Work to be completed: Copy these lines verbatim, everything from the line containing "option-d[interactable]: D．ω = π4，φ" down to the line containing "blank-input[interactable] [440,922,560,923]", with both of those lines included.

□ □ □ □ □

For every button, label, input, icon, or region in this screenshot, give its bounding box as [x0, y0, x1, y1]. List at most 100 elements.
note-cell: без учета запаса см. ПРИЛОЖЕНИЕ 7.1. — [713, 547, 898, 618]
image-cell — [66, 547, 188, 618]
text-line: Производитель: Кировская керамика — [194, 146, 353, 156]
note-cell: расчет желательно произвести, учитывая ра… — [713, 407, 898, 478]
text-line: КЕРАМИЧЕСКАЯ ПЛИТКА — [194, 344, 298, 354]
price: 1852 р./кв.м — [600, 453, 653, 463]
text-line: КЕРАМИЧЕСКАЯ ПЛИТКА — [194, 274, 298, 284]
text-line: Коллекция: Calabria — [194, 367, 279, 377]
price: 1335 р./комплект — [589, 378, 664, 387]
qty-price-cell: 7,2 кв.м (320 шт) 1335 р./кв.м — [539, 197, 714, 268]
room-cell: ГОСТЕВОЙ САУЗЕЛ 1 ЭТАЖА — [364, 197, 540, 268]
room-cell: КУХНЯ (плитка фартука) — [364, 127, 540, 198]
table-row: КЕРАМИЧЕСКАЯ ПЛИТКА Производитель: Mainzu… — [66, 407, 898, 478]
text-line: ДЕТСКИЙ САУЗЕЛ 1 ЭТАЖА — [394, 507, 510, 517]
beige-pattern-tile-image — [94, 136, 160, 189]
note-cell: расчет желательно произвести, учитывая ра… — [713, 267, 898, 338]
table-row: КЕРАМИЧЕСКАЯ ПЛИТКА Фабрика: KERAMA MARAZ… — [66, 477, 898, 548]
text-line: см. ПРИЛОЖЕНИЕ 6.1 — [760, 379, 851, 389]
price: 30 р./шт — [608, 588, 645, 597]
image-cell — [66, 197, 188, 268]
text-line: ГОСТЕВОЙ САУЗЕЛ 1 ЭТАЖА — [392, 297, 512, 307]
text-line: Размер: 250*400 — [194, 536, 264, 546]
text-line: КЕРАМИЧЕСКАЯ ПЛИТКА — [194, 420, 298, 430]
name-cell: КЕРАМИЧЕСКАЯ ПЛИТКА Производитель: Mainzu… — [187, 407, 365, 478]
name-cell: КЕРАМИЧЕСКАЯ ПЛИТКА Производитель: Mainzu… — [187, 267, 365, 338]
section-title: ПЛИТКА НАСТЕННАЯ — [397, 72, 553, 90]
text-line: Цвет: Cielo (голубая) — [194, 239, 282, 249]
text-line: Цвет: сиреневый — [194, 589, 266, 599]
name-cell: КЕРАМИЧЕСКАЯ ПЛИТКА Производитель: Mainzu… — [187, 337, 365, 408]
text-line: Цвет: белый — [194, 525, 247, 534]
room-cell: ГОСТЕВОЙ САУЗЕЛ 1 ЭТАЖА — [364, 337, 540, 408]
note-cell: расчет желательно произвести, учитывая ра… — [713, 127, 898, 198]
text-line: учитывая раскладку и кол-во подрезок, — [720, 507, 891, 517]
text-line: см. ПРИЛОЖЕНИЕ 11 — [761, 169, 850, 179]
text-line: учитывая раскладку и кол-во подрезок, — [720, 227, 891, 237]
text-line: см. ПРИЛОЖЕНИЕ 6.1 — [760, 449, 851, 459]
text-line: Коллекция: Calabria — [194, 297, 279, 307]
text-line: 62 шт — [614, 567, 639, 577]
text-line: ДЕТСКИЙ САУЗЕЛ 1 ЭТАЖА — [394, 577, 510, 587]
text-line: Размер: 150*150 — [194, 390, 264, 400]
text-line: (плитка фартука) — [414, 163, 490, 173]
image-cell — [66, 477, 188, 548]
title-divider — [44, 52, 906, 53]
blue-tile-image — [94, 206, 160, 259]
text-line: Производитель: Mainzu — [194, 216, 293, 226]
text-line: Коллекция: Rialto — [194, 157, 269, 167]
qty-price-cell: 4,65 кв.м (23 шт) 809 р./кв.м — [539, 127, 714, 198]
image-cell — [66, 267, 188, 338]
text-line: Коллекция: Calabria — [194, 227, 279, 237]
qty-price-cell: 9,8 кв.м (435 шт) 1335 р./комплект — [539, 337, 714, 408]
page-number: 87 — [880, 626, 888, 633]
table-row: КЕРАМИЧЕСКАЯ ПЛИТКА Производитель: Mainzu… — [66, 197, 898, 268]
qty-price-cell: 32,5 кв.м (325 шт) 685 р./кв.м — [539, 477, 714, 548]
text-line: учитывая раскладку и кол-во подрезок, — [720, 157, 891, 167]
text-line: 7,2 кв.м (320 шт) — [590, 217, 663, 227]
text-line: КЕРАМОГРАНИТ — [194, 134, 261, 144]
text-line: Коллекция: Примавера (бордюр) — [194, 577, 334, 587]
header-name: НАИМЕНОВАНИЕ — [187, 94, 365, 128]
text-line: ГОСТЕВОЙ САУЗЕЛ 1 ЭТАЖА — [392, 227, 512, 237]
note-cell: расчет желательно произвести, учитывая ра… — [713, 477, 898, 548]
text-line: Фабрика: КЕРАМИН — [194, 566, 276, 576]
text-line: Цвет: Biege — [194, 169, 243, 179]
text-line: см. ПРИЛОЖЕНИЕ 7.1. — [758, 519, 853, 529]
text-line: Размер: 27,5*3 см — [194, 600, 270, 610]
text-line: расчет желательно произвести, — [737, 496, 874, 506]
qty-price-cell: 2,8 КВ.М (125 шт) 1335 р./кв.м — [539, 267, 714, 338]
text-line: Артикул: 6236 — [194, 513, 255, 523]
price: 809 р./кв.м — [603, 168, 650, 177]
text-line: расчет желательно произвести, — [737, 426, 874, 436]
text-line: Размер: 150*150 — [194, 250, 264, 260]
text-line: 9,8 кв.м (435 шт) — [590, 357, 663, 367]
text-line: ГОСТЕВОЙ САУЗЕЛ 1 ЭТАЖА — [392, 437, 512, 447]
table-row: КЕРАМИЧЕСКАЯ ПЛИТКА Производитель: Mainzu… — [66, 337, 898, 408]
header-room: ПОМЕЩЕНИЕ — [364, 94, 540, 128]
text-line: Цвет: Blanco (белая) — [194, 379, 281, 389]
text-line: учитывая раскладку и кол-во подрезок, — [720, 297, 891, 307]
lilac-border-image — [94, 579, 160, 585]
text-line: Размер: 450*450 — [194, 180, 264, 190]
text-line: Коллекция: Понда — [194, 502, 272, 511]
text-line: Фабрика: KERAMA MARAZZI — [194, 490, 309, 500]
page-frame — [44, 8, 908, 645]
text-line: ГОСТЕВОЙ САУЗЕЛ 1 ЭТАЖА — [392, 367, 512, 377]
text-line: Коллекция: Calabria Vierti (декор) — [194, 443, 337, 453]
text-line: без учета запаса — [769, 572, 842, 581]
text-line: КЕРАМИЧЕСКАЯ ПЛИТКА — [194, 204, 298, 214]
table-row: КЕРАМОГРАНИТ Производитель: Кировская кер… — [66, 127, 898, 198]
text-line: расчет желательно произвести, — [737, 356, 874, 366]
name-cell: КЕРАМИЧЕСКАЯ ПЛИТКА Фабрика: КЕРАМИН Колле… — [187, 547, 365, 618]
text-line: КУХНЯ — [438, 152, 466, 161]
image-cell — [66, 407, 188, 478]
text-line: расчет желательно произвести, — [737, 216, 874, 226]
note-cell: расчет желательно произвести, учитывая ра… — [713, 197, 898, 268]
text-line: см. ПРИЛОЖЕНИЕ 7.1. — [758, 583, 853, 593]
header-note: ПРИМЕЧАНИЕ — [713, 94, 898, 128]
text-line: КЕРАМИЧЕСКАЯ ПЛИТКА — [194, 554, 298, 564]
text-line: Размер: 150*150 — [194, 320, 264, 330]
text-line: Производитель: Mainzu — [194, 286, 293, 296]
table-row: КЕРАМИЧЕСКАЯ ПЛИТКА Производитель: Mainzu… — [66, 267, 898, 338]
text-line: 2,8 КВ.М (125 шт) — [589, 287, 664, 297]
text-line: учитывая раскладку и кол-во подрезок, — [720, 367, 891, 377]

□ □ □ □ □

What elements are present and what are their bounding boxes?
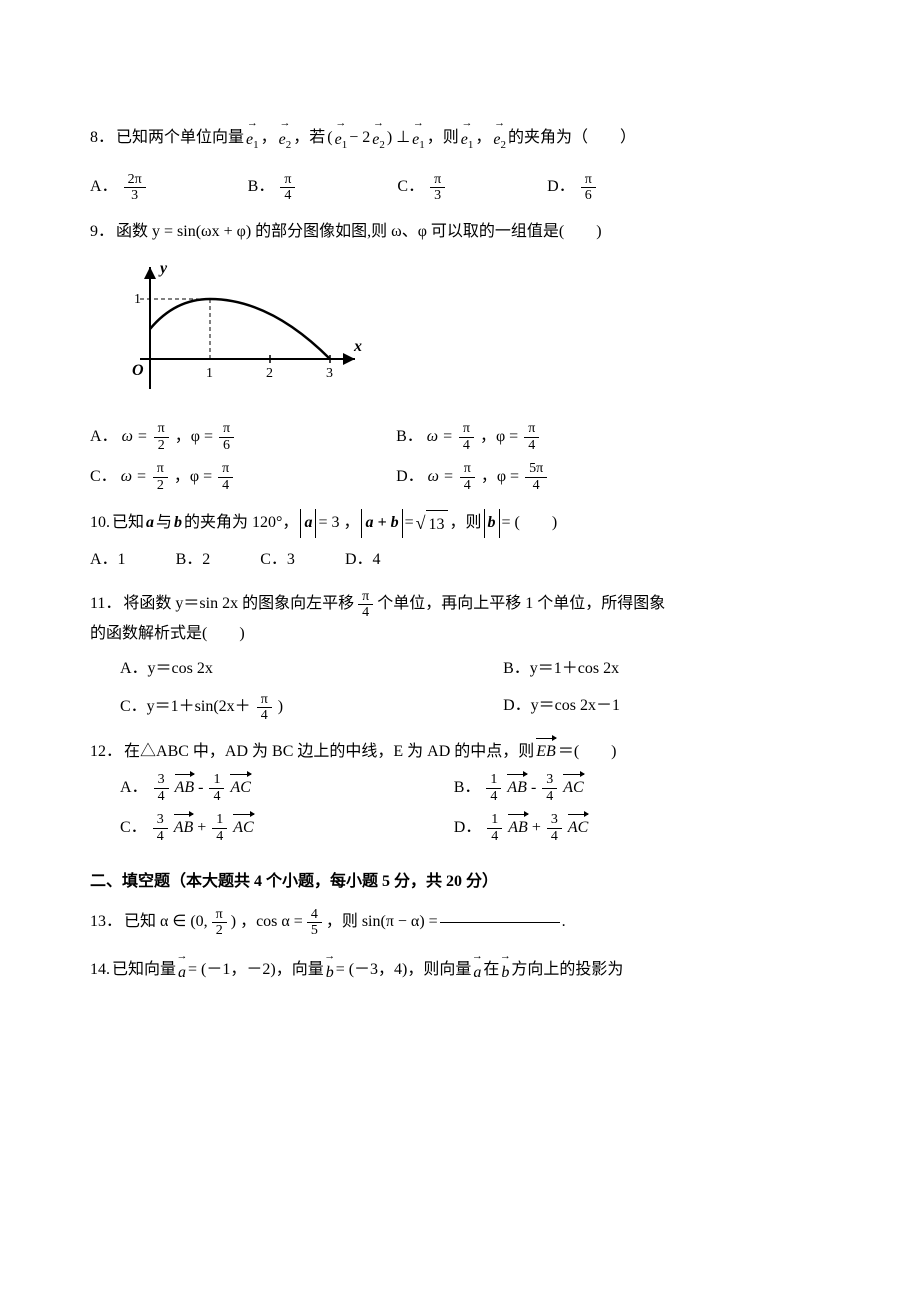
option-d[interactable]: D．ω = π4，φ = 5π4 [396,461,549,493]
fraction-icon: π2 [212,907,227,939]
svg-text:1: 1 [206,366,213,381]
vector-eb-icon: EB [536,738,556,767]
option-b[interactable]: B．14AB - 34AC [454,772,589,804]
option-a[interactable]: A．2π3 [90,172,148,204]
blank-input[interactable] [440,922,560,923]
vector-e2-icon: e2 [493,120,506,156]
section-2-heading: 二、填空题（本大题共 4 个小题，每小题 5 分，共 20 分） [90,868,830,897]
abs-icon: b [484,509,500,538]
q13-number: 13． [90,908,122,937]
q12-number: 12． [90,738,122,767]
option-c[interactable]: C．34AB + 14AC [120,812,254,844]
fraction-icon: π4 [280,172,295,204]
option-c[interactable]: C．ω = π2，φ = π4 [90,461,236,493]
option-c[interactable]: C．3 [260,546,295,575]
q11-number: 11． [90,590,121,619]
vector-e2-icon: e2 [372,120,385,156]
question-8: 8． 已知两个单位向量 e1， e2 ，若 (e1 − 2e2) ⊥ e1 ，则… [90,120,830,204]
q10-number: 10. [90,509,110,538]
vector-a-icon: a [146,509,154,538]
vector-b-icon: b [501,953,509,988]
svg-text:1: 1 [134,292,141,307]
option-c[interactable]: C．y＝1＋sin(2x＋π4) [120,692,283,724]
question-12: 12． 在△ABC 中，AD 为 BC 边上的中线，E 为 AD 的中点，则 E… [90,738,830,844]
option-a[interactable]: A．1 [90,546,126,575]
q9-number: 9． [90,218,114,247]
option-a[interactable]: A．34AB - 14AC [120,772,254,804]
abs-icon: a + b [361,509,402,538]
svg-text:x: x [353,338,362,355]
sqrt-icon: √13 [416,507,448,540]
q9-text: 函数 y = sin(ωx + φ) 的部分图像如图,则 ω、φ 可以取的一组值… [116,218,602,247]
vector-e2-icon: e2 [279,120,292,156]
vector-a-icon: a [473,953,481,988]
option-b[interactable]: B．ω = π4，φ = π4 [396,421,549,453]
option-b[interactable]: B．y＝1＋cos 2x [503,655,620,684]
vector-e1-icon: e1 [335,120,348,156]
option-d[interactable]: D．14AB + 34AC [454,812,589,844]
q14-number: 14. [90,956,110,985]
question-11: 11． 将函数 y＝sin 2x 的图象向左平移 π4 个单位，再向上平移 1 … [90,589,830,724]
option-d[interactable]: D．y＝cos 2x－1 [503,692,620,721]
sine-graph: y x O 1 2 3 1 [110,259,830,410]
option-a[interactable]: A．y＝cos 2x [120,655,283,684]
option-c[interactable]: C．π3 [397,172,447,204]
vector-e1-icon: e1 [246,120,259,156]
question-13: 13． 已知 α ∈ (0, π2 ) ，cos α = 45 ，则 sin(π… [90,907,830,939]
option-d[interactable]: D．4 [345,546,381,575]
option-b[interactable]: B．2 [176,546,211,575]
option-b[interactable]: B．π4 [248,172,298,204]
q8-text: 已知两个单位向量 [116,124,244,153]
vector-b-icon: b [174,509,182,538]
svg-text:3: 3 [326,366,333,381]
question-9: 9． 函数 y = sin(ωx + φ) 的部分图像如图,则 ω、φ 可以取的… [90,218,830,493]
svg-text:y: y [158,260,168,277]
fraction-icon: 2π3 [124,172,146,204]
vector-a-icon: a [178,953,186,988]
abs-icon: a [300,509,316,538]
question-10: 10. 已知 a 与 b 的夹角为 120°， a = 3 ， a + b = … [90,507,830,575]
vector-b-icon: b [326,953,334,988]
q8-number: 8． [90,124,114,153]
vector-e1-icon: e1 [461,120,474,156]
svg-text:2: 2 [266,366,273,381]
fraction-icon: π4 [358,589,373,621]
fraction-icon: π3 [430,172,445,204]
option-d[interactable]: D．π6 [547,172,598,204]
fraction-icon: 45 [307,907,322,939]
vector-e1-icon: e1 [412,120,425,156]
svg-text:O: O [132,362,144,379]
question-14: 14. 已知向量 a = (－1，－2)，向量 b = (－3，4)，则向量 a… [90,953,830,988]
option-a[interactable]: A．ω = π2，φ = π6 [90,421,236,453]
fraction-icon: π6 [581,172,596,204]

□ □ □ □ □

Reply to the exercise:
option-d[interactable]: D．ω = π4，φ = 5π4 [396,461,549,493]
fraction-icon: π2 [212,907,227,939]
svg-text:1: 1 [206,366,213,381]
vector-eb-icon: EB [536,738,556,767]
option-b[interactable]: B．14AB - 34AC [454,772,589,804]
option-a[interactable]: A．2π3 [90,172,148,204]
blank-input[interactable] [440,922,560,923]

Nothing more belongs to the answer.